Lots of people do bad things to others and themselves, and later on, some may consider what they did was bad, or they might not. If they still think it was OK, it’s because they’ve used some kind of justification, like, "She did it to me first," "She was teasing me. What did she think would happen?" or, "He had it coming," or "I had no choice," And so forth. These are all rationalizations after the fact, justifications that allow them to still consider themselves as good people rather than change their behaviour or take responsibility for having done something wrong. These don’t address the real reason these people did these things. In all cases, whatever they did, it was because they were feeling bad about something, weren’t centred, and reacted from "lizard brain" instincts of individual survival rather than from human compassion.

I believe that the natural and best state for a human being to be is happy (and here again, I mean blissfully happy). Every bit of programming we have nudges us towards certain actions by rewarding us with feelings of happiness, or reduced misery. We only live once, so I would modify your description only slightly to, “taking what bliss you can when you can”.

Divine morality isn’t necessary. Having any collective understanding of what is good and what is bad is enough. For most of humanity’s existence, even up to now, there hasn’t been a clear standard. In patches of geography where there was one, it only applied well to that time and culture. Just as ordinary people supplanted kings and emperors as absolute leaders without society collapsing, and just as ordinary people supplanted religions are sole arbiters of the law without society collapsing, ordinary people can supplant religion as arbiter of what is good and what is bad as well, and society will continue not to collapse.

Recorded information =>
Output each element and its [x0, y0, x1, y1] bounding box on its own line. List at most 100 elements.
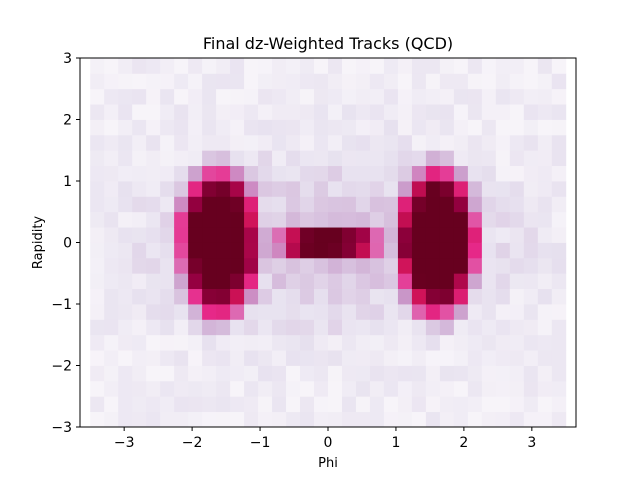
heatmap-cell: [286, 365, 301, 382]
heatmap-cell: [523, 304, 539, 320]
heatmap-cell: [132, 134, 147, 151]
heatmap-cell: [188, 304, 203, 320]
heatmap-cell: [230, 304, 245, 320]
heatmap-cell: [272, 242, 287, 259]
heatmap-cell: [481, 304, 497, 320]
heatmap-cell: [300, 165, 315, 182]
heatmap-cell: [397, 365, 413, 382]
heatmap-cell: [328, 88, 343, 105]
heatmap-cell: [132, 365, 147, 382]
heatmap-cell: [551, 134, 567, 151]
heatmap-cell: [258, 88, 273, 105]
heatmap-cell: [244, 273, 259, 290]
heatmap-cell: [132, 304, 147, 320]
heatmap-cell: [104, 365, 119, 382]
heatmap-cell: [481, 58, 497, 74]
heatmap-cell: [132, 227, 147, 243]
heatmap-cell: [300, 350, 315, 366]
heatmap-cell: [230, 227, 245, 243]
heatmap-cell: [355, 227, 371, 243]
heatmap-cell: [355, 88, 371, 105]
heatmap-cell: [216, 165, 231, 182]
heatmap-cell: [369, 257, 385, 274]
heatmap-cell: [551, 119, 567, 136]
heatmap-cell: [174, 257, 189, 274]
heatmap-cell: [286, 304, 301, 320]
heatmap-cell: [328, 181, 343, 197]
heatmap-cell: [523, 334, 539, 351]
heatmap-cell: [523, 227, 539, 243]
heatmap-cell: [509, 350, 525, 366]
heatmap-cell: [314, 181, 329, 197]
heatmap-cell: [188, 150, 203, 167]
heatmap-cell: [341, 319, 357, 336]
heatmap-cell: [286, 396, 301, 413]
heatmap-cell: [230, 365, 245, 382]
heatmap-cell: [146, 411, 161, 428]
heatmap-cell: [481, 380, 497, 397]
heatmap-cell: [118, 211, 133, 228]
heatmap-cell: [481, 227, 497, 243]
heatmap-cell: [132, 396, 147, 413]
heatmap-cell: [328, 304, 343, 320]
heatmap-cell: [537, 211, 553, 228]
heatmap-cell: [481, 334, 497, 351]
heatmap-cell: [104, 334, 119, 351]
heatmap-cell: [132, 88, 147, 105]
heatmap-cell: [481, 242, 497, 259]
heatmap-cell: [272, 396, 287, 413]
heatmap-cell: [314, 88, 329, 105]
heatmap-cell: [453, 319, 469, 336]
heatmap-cell: [383, 257, 399, 274]
heatmap-cell: [272, 350, 287, 366]
heatmap-cell: [160, 411, 175, 428]
heatmap-cell: [188, 288, 203, 305]
heatmap-cell: [551, 88, 567, 105]
heatmap-cell: [230, 88, 245, 105]
heatmap-cell: [523, 181, 539, 197]
heatmap-cell: [244, 181, 259, 197]
heatmap-cell: [202, 257, 217, 274]
heatmap-cell: [341, 273, 357, 290]
heatmap-cell: [509, 365, 525, 382]
heatmap-cell: [146, 365, 161, 382]
heatmap-cell: [286, 211, 301, 228]
heatmap-cell: [272, 334, 287, 351]
heatmap-cell: [314, 73, 329, 90]
heatmap-cell: [495, 380, 511, 397]
heatmap-cell: [481, 396, 497, 413]
heatmap-cell: [481, 73, 497, 90]
heatmap-cell: [146, 196, 161, 213]
heatmap-cell: [118, 181, 133, 197]
heatmap-cell: [104, 58, 119, 74]
heatmap-cell: [132, 273, 147, 290]
heatmap-cell: [537, 319, 553, 336]
heatmap-cell: [369, 365, 385, 382]
heatmap-cell: [355, 211, 371, 228]
heatmap-cell: [439, 350, 455, 366]
heatmap-cell: [132, 350, 147, 366]
heatmap-cell: [537, 288, 553, 305]
heatmap-cell: [104, 73, 119, 90]
heatmap-cell: [188, 119, 203, 136]
heatmap-cell: [355, 242, 371, 259]
heatmap-cell: [300, 104, 315, 120]
heatmap-cell: [551, 396, 567, 413]
heatmap-cell: [160, 257, 175, 274]
heatmap-cell: [495, 88, 511, 105]
heatmap-cell: [439, 365, 455, 382]
heatmap-cell: [453, 350, 469, 366]
heatmap-cell: [258, 411, 273, 428]
heatmap-cell: [188, 380, 203, 397]
heatmap-cell: [90, 73, 105, 90]
heatmap-cell: [104, 273, 119, 290]
heatmap-cell: [509, 257, 525, 274]
heatmap-cell: [369, 88, 385, 105]
heatmap-cell: [383, 211, 399, 228]
heatmap-cell: [551, 227, 567, 243]
heatmap-cell: [369, 334, 385, 351]
heatmap-cell: [202, 365, 217, 382]
heatmap-cell: [495, 288, 511, 305]
heatmap-cell: [537, 304, 553, 320]
heatmap-cell: [286, 227, 301, 243]
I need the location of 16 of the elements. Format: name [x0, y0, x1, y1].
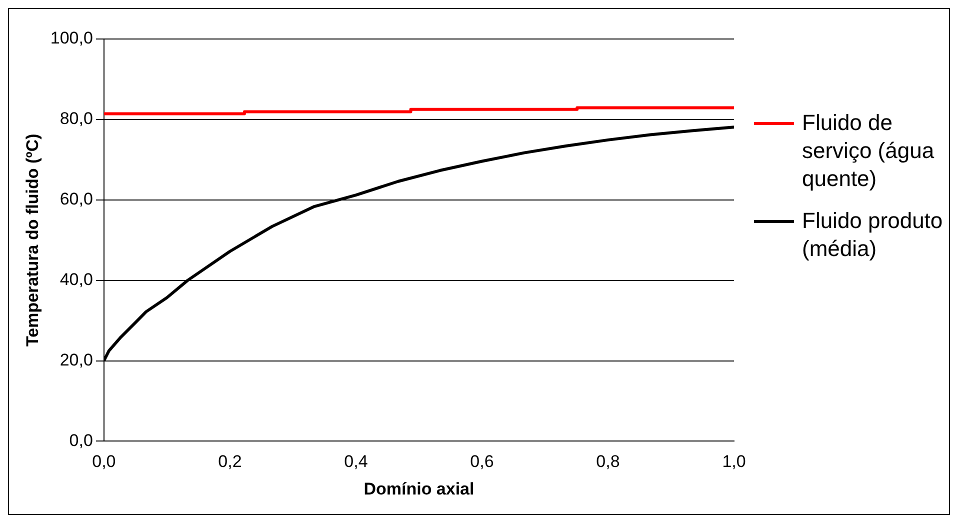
y-tick-label: 40,0 [60, 270, 93, 290]
x-axis-title: Domínio axial [364, 479, 474, 498]
x-tick-label: 1,0 [722, 452, 746, 472]
legend-label: Fluido de serviço (água quente) [802, 109, 936, 193]
y-tick-label: 60,0 [60, 190, 93, 209]
legend-label: Fluido produto (média) [802, 207, 944, 263]
y-axis-title: Temperatura do fluido (ºC) [22, 134, 42, 346]
x-tick-label: 0,4 [344, 452, 368, 472]
y-tick-label: 0,0 [69, 430, 93, 450]
y-tick-label: 100,0 [50, 28, 93, 48]
x-tick-label: 0,2 [218, 452, 242, 472]
x-tick-label: 0,0 [92, 452, 116, 472]
y-tick-label: 20,0 [60, 350, 93, 370]
x-tick-label: 0,6 [470, 452, 494, 472]
x-tick-label: 0,8 [596, 452, 620, 472]
y-tick-label: 80,0 [60, 109, 93, 128]
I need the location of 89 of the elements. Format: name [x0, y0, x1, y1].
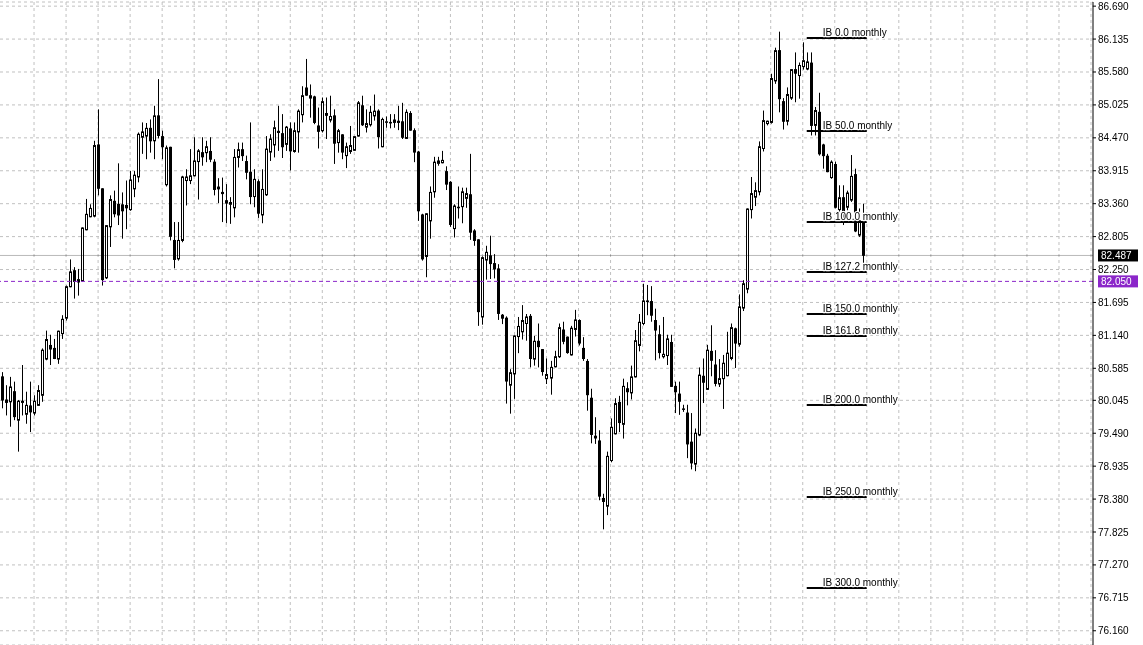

Work instructions =>
(1) What does the morality passage name as the natural and best state for a human being?
(2) Please write out the morality passage word for word from "Divine morality isn’t" up to and including "not to collapse.".
(3) Sum up the morality passage in two sentences.

Problem solutions =>
(1) Being happy, meaning blissfully happy.

(2)
Divine morality isn’t necessary. Having any collective understanding of what is good and what is bad is enough. For most of humanity’s existence, even up to now, there hasn’t been a clear standard. In patches of geography where there was one, it only applied well to that time and culture. Just as ordinary people supplanted kings and emperors as absolute leaders without society collapsing, and just as ordinary people supplanted religions are sole arbiters of the law without society collapsing, ordinary people can supplant religion as arbiter of what is good and what is bad as well, and society will continue not to collapse.

(3) People who do bad things often justify them afterward with rationalizations that let them still see themselves as good, though the real cause was feeling bad and reacting from survival instincts rather than compassion. The writer believes blissful happiness is the natural and best human state and argues that ordinary people can replace religion as the arbiter of good and bad without society collapsing.